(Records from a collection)
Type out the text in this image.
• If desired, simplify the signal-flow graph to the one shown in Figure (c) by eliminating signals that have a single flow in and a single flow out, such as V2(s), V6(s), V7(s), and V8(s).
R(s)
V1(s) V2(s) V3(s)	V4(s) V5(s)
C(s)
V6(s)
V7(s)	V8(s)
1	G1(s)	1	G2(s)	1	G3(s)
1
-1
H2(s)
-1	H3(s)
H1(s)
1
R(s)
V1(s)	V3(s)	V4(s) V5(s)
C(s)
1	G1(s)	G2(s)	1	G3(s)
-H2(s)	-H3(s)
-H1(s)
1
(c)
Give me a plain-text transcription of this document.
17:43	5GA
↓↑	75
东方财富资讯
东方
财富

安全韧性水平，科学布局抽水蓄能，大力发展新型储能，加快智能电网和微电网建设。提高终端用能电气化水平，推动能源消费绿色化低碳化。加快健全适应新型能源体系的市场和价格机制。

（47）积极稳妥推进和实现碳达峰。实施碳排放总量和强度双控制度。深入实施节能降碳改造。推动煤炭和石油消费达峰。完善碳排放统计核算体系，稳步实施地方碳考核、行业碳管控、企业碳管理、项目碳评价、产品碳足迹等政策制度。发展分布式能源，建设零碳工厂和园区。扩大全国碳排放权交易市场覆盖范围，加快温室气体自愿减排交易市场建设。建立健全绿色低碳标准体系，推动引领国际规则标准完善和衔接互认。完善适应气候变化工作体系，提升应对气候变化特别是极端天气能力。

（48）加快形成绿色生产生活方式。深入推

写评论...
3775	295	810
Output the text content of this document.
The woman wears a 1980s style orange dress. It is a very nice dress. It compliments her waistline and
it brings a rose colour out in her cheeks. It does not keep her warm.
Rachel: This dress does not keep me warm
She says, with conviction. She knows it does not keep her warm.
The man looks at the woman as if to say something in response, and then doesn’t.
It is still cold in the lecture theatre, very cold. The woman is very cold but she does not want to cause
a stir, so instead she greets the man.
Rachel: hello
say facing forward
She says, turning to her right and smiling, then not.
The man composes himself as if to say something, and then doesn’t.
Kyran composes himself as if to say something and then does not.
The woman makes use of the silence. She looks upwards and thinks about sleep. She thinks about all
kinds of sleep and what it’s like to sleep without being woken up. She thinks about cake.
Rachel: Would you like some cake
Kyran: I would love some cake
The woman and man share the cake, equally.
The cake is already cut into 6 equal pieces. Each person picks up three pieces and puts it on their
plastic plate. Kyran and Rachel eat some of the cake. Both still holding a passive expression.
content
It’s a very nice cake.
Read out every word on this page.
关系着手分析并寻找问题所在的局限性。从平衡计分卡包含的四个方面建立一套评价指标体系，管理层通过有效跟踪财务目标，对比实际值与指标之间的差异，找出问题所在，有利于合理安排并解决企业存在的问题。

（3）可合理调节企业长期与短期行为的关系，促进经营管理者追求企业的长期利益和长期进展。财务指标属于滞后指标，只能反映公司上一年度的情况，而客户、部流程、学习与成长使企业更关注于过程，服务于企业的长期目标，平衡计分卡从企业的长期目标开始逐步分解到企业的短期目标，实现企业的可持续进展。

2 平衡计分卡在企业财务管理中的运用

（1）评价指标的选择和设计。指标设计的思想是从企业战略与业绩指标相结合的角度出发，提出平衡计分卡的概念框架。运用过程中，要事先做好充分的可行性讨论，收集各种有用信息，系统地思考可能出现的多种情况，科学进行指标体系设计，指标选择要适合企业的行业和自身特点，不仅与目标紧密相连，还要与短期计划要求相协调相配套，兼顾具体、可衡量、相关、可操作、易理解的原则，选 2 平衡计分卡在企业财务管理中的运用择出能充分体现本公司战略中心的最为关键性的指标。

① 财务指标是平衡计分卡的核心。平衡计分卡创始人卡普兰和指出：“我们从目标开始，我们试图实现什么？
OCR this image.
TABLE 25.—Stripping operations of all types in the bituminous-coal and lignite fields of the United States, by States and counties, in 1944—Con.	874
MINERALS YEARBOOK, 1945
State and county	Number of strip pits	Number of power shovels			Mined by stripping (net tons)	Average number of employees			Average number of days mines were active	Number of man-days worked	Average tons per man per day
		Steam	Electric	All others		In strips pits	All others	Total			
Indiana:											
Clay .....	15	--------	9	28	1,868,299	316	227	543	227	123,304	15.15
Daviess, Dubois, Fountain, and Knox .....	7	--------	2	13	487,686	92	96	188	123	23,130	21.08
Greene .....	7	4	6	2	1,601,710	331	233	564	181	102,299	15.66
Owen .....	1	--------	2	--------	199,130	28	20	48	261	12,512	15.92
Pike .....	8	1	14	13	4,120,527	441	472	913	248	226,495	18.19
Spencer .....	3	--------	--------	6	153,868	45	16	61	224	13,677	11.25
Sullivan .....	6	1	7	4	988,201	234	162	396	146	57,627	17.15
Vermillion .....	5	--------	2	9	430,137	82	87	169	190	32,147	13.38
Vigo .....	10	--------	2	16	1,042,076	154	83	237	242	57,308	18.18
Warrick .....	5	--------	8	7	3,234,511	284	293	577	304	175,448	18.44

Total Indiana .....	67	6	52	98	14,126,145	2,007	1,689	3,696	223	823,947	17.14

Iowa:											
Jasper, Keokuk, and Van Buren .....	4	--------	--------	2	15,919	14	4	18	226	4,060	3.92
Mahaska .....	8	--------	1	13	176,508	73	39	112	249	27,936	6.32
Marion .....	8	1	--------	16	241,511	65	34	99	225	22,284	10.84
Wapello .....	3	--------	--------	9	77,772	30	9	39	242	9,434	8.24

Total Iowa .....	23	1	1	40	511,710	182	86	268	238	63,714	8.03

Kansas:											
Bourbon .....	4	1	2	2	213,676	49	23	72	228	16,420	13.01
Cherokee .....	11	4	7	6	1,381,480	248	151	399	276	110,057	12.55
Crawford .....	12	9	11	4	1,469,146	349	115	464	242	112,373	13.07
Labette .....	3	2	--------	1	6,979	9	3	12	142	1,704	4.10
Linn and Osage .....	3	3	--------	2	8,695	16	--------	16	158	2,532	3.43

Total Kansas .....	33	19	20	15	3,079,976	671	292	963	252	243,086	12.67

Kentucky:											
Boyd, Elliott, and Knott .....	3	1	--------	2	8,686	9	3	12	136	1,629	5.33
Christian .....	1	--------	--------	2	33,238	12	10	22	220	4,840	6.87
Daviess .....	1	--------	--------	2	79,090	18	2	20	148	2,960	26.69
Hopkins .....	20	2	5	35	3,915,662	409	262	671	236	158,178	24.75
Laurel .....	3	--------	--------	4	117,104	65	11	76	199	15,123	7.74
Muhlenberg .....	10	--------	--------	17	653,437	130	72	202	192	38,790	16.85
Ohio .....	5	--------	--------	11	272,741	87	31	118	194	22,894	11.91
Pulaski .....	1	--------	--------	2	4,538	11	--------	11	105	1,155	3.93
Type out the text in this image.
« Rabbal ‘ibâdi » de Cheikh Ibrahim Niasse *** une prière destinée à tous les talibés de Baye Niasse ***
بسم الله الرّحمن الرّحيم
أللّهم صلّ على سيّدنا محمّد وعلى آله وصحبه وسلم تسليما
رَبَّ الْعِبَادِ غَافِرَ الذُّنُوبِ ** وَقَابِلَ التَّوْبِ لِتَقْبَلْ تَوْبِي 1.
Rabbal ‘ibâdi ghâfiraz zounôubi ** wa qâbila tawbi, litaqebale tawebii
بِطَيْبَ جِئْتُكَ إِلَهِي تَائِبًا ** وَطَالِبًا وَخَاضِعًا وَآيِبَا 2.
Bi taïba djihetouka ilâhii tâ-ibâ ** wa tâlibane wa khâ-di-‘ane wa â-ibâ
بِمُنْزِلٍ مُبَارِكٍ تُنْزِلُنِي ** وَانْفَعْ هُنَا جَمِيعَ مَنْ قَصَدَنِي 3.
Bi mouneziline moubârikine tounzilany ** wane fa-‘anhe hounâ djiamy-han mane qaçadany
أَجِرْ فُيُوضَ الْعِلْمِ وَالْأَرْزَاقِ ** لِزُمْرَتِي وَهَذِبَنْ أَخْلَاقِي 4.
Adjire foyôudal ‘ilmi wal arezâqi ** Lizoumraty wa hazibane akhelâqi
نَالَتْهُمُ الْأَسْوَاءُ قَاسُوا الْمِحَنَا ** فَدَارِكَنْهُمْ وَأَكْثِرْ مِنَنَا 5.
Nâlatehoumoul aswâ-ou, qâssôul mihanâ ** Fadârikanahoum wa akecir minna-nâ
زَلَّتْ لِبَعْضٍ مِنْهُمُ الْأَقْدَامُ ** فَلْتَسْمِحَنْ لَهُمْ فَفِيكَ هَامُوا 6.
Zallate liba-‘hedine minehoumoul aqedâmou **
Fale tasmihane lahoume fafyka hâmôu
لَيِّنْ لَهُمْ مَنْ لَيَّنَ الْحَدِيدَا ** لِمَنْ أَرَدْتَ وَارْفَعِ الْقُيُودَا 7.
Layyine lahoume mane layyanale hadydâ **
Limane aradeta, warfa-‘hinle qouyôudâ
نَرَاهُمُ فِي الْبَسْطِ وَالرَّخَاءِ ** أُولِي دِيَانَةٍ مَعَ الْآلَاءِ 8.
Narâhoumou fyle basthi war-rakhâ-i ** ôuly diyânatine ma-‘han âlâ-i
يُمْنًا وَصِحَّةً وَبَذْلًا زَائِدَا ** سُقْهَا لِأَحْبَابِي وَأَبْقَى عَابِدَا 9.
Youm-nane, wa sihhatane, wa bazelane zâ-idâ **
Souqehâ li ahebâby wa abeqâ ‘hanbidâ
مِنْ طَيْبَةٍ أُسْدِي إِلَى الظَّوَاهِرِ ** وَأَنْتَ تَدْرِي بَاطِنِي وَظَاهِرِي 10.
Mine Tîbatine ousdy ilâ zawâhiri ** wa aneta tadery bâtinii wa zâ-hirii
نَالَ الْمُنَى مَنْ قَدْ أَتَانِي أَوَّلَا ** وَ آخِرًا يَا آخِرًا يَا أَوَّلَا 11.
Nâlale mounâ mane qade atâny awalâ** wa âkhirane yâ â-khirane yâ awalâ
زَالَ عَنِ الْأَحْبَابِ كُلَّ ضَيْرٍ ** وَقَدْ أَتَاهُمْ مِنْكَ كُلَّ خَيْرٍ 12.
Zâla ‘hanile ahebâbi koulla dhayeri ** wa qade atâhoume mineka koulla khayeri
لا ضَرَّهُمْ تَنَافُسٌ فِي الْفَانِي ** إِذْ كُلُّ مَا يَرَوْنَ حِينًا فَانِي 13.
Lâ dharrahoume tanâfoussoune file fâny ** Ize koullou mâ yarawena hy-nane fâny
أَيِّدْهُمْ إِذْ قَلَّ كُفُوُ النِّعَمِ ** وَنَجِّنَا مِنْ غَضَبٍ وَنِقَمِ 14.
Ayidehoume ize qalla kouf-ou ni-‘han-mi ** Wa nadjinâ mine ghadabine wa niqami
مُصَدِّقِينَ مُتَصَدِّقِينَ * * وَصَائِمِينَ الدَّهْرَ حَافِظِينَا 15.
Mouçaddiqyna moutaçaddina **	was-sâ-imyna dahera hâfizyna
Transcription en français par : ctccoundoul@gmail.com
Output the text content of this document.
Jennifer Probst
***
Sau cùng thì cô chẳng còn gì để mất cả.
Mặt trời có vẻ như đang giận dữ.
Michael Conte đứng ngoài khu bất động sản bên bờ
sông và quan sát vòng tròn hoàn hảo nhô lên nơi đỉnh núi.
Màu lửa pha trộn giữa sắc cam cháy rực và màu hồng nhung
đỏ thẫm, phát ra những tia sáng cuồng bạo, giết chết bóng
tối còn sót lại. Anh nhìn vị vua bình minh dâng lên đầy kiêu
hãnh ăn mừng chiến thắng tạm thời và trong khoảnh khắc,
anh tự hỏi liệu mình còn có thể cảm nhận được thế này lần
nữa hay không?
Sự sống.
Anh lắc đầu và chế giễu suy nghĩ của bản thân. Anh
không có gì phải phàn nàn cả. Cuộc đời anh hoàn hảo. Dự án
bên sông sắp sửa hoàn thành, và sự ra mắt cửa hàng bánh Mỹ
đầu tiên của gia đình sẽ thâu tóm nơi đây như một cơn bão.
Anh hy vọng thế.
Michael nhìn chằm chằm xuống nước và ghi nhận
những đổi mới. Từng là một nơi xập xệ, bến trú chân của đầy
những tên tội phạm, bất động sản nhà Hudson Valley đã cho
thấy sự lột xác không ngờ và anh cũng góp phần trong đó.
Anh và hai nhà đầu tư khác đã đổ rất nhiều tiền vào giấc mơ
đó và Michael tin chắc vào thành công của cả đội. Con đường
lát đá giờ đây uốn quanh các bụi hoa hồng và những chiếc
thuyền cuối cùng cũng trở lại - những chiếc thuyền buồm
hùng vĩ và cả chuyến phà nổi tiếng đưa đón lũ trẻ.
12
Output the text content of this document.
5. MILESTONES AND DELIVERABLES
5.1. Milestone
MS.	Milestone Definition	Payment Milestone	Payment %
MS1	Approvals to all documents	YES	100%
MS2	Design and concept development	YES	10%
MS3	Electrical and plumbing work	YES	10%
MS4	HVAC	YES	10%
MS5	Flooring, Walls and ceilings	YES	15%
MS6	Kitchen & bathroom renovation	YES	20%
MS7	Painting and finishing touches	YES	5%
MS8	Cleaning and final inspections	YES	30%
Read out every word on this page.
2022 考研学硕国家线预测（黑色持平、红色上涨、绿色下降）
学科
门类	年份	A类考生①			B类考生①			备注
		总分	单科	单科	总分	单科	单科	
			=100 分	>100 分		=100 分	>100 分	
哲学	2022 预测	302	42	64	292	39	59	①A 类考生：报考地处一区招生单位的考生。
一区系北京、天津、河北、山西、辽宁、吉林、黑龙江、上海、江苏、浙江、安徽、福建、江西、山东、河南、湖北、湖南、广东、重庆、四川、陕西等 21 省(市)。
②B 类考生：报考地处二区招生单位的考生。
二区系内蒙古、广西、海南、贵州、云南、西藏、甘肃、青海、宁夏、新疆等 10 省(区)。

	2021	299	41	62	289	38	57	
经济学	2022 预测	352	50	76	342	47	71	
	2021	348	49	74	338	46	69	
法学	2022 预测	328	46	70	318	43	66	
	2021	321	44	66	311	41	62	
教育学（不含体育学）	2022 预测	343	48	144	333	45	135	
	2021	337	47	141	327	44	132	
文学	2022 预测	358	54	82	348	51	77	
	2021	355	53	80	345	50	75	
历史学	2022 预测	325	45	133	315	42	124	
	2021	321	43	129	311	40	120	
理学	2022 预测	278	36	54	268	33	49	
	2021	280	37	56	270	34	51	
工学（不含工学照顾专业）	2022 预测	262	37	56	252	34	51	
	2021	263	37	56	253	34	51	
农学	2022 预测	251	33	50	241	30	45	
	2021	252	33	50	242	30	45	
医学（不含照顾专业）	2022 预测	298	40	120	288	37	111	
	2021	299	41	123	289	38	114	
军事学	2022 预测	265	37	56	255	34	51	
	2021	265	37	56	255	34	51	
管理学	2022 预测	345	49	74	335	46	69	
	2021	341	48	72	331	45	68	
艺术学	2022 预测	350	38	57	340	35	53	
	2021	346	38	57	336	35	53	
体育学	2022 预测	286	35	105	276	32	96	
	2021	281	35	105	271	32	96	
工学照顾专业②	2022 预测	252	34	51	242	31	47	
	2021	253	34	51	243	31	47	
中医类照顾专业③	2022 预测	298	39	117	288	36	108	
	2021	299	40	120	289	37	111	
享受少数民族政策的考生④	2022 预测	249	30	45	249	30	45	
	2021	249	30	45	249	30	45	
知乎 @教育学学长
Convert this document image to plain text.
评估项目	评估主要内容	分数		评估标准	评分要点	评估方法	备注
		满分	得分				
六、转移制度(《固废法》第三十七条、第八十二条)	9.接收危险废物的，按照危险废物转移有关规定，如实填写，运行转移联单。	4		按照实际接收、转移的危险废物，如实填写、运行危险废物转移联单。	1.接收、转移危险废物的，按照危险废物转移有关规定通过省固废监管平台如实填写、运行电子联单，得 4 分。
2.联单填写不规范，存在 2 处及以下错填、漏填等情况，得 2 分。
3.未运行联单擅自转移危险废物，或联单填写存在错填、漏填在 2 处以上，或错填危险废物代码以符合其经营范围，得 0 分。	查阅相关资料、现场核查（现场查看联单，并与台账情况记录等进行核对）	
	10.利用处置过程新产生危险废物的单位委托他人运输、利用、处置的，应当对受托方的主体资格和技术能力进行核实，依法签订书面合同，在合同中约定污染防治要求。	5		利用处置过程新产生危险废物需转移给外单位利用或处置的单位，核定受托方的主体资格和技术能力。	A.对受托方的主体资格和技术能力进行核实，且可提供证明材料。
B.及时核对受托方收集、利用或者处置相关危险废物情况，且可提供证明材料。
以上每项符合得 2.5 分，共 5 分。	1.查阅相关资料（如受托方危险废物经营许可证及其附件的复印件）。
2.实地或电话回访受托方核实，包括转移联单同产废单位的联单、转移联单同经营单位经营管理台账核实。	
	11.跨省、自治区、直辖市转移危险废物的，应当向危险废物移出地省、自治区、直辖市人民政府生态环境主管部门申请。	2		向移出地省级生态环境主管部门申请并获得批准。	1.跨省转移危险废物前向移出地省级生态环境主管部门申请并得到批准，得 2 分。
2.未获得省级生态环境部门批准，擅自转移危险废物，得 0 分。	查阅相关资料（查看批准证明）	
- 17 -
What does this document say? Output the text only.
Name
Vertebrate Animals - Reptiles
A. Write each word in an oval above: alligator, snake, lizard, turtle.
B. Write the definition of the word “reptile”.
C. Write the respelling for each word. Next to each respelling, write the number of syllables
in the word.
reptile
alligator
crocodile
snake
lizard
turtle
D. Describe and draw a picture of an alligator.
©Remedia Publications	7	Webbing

- **Aim**
Filter out every line that lacks the word "still", and copy the rest.

- **Complete response**
It is still cold in the lecture theatre, very cold. The woman is very cold but she does not want to cause
plastic plate. Kyran and Rachel eat some of the cake. Both still holding a passive expression.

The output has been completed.